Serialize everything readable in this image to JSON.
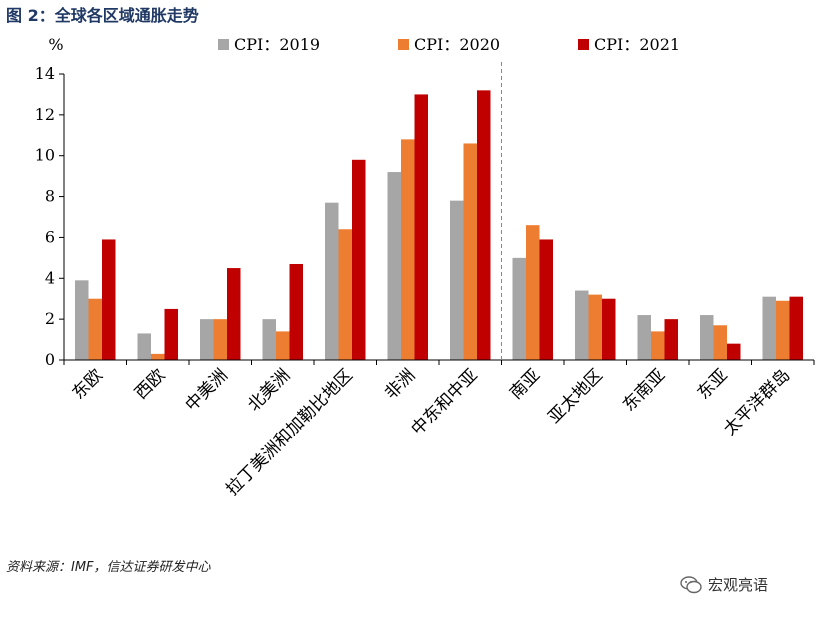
{
  "figure_title": "图 2：全球各区域通胀走势",
  "source_note": "资料来源：IMF，信达证券研发中心",
  "watermark": "宏观亮语",
  "chart_data": {
    "type": "bar",
    "ylabel": "%",
    "ylim": [
      0,
      14
    ],
    "yticks": [
      0,
      2,
      4,
      6,
      8,
      10,
      12,
      14
    ],
    "legend_position": "top",
    "categories": [
      "东欧",
      "西欧",
      "中美洲",
      "北美洲",
      "拉丁美洲和加勒比地区",
      "非洲",
      "中东和中亚",
      "南亚",
      "亚太地区",
      "东南亚",
      "东亚",
      "太平洋群岛"
    ],
    "series": [
      {
        "name": "CPI：2019",
        "color": "#a6a6a6",
        "values": [
          3.9,
          1.3,
          2.0,
          2.0,
          7.7,
          9.2,
          7.8,
          5.0,
          3.4,
          2.2,
          2.2,
          3.1
        ]
      },
      {
        "name": "CPI：2020",
        "color": "#ed7d31",
        "values": [
          3.0,
          0.3,
          2.0,
          1.4,
          6.4,
          10.8,
          10.6,
          6.6,
          3.2,
          1.4,
          1.7,
          2.9
        ]
      },
      {
        "name": "CPI：2021",
        "color": "#c00000",
        "values": [
          5.9,
          2.5,
          4.5,
          4.7,
          9.8,
          13.0,
          13.2,
          5.9,
          3.0,
          2.0,
          0.8,
          3.1
        ]
      }
    ],
    "divider_after_category": "中东和中亚"
  }
}
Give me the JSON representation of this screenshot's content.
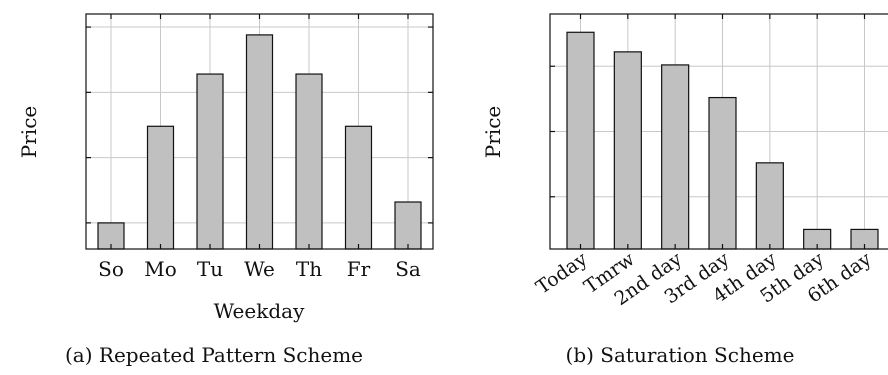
{
  "colors": {
    "bar_fill": "#c0c0c0",
    "bar_stroke": "#111111",
    "grid": "#c8c8c8",
    "axis": "#111111"
  },
  "chart_data": [
    {
      "type": "bar",
      "caption": "(a) Repeated Pattern Scheme",
      "xlabel": "Weekday",
      "ylabel": "Price",
      "categories": [
        "So",
        "Mo",
        "Tu",
        "We",
        "Th",
        "Fr",
        "Sa"
      ],
      "values": [
        1.0,
        4.7,
        6.7,
        8.2,
        6.7,
        4.7,
        1.8
      ],
      "ylim": [
        0,
        9
      ],
      "yticks": [
        1,
        3.5,
        6,
        8.5
      ],
      "grid": true,
      "tick_labels_rotated": false
    },
    {
      "type": "bar",
      "caption": "(b) Saturation Scheme",
      "xlabel": "",
      "ylabel": "Price",
      "categories": [
        "Today",
        "Tmrw",
        "2nd day",
        "3rd day",
        "4th day",
        "5th day",
        "6th day"
      ],
      "values": [
        8.3,
        7.55,
        7.05,
        5.8,
        3.3,
        0.75,
        0.75
      ],
      "ylim": [
        0,
        9
      ],
      "yticks": [
        2.0,
        4.5,
        7.0
      ],
      "grid": true,
      "tick_labels_rotated": true
    }
  ]
}
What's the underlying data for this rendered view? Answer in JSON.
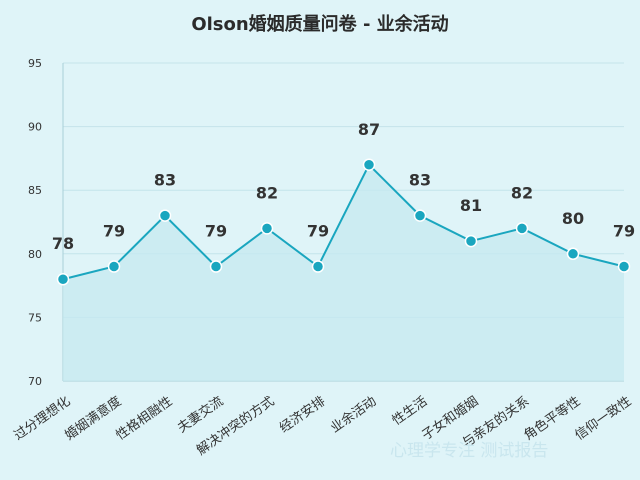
{
  "chart_data": {
    "type": "area",
    "title": "Olson婚姻质量问卷 - 业余活动",
    "categories": [
      "过分理想化",
      "婚姻满意度",
      "性格相融性",
      "夫妻交流",
      "解决冲突的方式",
      "经济安排",
      "业余活动",
      "性生活",
      "子女和婚姻",
      "与亲友的关系",
      "角色平等性",
      "信仰一致性"
    ],
    "values": [
      78,
      79,
      83,
      79,
      82,
      79,
      87,
      83,
      81,
      82,
      80,
      79
    ],
    "ylim": [
      70,
      95
    ],
    "yticks": [
      "70",
      "75",
      "80",
      "85",
      "90",
      "95"
    ],
    "grid": "horizontal",
    "xlabel": "",
    "ylabel": ""
  },
  "colors": {
    "line": "#1aa6bf",
    "fill": "#c6eaf0",
    "marker": "#1aa6bf",
    "background": "#dff4f8"
  },
  "watermark": "心理学专注 测试报告"
}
- - - - -
**Set task:** Do not include the pictures. Quote only the lines from the line with "What's the underlying" through the end of the material, both ends included, exactly.

**Output below:**
What's the underlying data for this rendered view? Answer in JSON.
{
  "chart_data": {
    "type": "area",
    "title": "Olson婚姻质量问卷 - 业余活动",
    "categories": [
      "过分理想化",
      "婚姻满意度",
      "性格相融性",
      "夫妻交流",
      "解决冲突的方式",
      "经济安排",
      "业余活动",
      "性生活",
      "子女和婚姻",
      "与亲友的关系",
      "角色平等性",
      "信仰一致性"
    ],
    "values": [
      78,
      79,
      83,
      79,
      82,
      79,
      87,
      83,
      81,
      82,
      80,
      79
    ],
    "ylim": [
      70,
      95
    ],
    "yticks": [
      "70",
      "75",
      "80",
      "85",
      "90",
      "95"
    ],
    "grid": "horizontal",
    "xlabel": "",
    "ylabel": ""
  },
  "colors": {
    "line": "#1aa6bf",
    "fill": "#c6eaf0",
    "marker": "#1aa6bf",
    "background": "#dff4f8"
  },
  "watermark": "心理学专注 测试报告"
}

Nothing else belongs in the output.